TEXT SECTION:

════════

Next, we collapsed the data across age to better compare the effect of sex. Here, we found that female mice had a significantly larger phase delay than male mice (Fig. 4F; males: 0.7793 h; females: 1.459 h; unpaired t test, t₍₂₈₎ = 2.335, p < 0.05), although both groups showed a significant phase delay compared to zero (one sample t-tests: male mice: t₍₁₃₎ = 3.908, p < 0.01, female mice: t₍₁₅₎ = 6.978, p < 0.0001). This suggests that female mice show a stronger photic resetting response than males, although both groups are capable of responding appropriately to the light pulse.

Overall, we found that photic phase delays are both sex- and age-dependent. Female mice generally showed stronger phase resetting than males, and old mice generally showed slightly weaker phase delays, although the only group that failed to show a phase delay was our old male group. To our knowledge, this is the first time that photic resetting has been assessed in female mice of any age.

In general, we observe slightly more activity in our female mice compared to male mice (e.g. Suppl. Figure 2 G-H). We therefore quantified the activity of each group during the day and night under LD conditions to determine if sex also impacted activity levels in our circadian experiment (Fig. 4). First, we looked at the counts of activity per bout, which is a measurement of how much movement the mouse had during each discrete period of activity. Here, we averaged the counts/bout during the day or night across the 7 day LD period. We found that all groups had fewer counts/bout during the light than the dark phase, with the exception of the old males, which showed no significant difference (Fig. 4G; three-way ANOVA, effect of lighting condition (F_(1,30) = 73.47, p < 0.0001), age (F_(1,30) = 8.958, p < 0.01), sex (F_(1,30) = 12.64, p < 0.01), lighting condition x age (F_(1,30) = 4.275, p < 0.05), lighting condition x sex (F_(1,30) = 10.06, p < 0.01), no effect of age x sex or lighting condition x age x sex; Sidak's post-hoc, light vs. dark for: young male: p < 0.01, young female: p < 0.0001, old male: p = 0.2730, old female: p < 0.001).This suggests that all groups of animals showed more activity during the dark phase than the light phase, but this diurnal difference is dampened in old male mice.

════════

EXTRACTED DATA:

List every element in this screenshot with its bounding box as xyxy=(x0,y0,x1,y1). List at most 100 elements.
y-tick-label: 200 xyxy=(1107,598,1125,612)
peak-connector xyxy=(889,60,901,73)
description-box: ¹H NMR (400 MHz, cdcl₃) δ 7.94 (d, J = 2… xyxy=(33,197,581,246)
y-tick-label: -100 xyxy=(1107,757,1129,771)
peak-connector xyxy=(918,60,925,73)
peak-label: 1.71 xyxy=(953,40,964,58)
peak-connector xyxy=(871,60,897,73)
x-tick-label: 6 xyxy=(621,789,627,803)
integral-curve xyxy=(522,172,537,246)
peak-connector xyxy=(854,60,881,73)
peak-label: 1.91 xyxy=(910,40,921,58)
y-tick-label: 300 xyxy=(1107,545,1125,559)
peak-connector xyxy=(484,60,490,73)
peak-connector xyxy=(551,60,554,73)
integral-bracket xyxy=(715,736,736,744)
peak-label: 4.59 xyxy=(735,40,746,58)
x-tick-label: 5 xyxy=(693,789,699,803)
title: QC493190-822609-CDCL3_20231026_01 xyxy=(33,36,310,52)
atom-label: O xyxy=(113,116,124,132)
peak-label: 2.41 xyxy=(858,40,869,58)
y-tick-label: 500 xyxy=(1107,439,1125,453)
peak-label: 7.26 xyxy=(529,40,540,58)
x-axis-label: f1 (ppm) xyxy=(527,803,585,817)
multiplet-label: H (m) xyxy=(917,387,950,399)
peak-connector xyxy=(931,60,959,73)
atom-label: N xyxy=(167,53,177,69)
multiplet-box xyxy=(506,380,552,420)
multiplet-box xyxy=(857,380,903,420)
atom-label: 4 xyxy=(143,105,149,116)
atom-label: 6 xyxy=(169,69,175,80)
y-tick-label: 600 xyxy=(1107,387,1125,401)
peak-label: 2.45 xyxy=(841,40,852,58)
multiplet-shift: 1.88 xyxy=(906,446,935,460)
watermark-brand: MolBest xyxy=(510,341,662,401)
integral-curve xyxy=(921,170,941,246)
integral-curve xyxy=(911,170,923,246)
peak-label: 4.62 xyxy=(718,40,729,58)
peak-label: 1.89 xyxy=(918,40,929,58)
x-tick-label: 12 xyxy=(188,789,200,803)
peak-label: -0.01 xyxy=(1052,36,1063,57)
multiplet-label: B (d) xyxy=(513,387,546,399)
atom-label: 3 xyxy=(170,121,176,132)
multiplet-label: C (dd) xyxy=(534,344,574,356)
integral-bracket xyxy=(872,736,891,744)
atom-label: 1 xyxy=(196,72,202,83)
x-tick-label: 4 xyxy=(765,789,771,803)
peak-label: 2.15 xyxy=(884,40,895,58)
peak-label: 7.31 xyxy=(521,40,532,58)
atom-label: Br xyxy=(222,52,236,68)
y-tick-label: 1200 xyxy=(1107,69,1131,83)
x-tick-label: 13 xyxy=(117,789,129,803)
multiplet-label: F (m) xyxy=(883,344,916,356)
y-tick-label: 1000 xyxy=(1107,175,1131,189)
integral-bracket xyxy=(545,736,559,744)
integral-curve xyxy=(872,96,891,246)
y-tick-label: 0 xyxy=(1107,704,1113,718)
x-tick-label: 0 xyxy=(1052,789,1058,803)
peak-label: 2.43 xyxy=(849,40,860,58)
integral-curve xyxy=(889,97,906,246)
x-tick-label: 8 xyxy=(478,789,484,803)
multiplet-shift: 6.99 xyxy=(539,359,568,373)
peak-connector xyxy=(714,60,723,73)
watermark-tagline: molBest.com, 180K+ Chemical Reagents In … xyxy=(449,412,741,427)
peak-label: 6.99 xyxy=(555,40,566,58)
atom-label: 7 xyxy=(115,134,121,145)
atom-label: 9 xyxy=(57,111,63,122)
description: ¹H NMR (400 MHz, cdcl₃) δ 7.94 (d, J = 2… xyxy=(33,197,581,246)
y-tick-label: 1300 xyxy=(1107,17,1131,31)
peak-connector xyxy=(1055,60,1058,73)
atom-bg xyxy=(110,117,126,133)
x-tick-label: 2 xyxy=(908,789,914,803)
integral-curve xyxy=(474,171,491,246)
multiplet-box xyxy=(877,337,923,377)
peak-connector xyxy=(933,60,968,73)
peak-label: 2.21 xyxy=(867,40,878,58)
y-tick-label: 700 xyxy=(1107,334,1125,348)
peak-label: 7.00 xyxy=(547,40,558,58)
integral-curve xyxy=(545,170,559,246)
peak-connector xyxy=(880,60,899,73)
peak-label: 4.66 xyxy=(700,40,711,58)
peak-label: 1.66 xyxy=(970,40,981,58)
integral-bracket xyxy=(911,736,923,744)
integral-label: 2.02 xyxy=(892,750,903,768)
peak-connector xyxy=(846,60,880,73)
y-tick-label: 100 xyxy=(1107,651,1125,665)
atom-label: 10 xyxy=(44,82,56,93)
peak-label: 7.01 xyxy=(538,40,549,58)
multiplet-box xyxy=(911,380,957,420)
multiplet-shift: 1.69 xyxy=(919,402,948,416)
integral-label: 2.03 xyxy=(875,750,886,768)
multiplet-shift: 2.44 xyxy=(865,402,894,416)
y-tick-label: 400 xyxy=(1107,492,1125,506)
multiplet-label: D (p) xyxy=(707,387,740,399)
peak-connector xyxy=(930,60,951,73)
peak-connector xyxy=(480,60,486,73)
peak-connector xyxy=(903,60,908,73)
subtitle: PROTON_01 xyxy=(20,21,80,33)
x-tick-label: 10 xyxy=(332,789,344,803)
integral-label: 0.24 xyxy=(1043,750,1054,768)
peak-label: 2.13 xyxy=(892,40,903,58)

════════

ASSIGNED TASK 1: From the text on photic resetting in mice, copy the passage that begins at the words "Next, we collapsed" and stops after the words "the light pulse.".
ASSIGNED TASK 2: According to the text on photic resetting in mice, which group was the only one that failed to show a phase delay?
ASSIGNED TASK 3: Write the next part of the text on photic resetting in mice, picking up after its final sentence.

ANSWER AREA 1:
Next, we collapsed the data across age to better compare the effect of sex. Here, we found that female mice had a significantly larger phase delay than male mice (Fig. 4F; males: 0.7793 h; females: 1.459 h; unpaired t test, t₍₂₈₎ = 2.335, p < 0.05), although both groups showed a significant phase delay compared to zero (one sample t-tests: male mice: t₍₁₃₎ = 3.908, p < 0.01, female mice: t₍₁₅₎ = 6.978, p < 0.0001). This suggests that female mice show a stronger photic resetting response than males, although both groups are capable of responding appropriately to the light pulse.

ANSWER AREA 2: The old male group.

ANSWER AREA 3:
When we collapsed across sex, we did see a significant effect of age (Fig. 4H; two-way ANOVA, effect of lighting condition (F_(1,32) = 58.10, p < 0.0001), effect of age (F_(1,32) = 6.603, p < 0.05), no significant interaction). Both young and old mice showed more activity per bout during the dark phase compared to the light phase (Sidak's post-hoc, young light vs. dark: p < 0.0001, old light vs. dark: p < 0.001), but during the dark (active) phase, young mice were more active, with more counts/bout than old mice (Sidak's post-hoc, dark young vs. old: p < 0.01). This suggests that young mice are more active during the dark phase than old mice.

When collapsed by age, we observed a sex effect (Fig. 4I; two-way ANOVA, effect of lighting condition (F_(1,32) = 70.39, p < 0.0001), effect of sex (F_(1,32) = 10.53, p < 0.01), effect of interaction (F_(1,32) = 9.529, p < 0.01)). As before, we observed more counts/bout during the dark phase, but female mice showed more activity than males during the dark (active) phase (Sidak's post-hoc, male light vs. dark: p < 0.001, female light vs. dark: p < 0.0001, dark male vs. female: p < 0.0001). Overall, this shows that during the active phase the young females show more movement than males, and that young mice in general have more counts/bout than the old mice.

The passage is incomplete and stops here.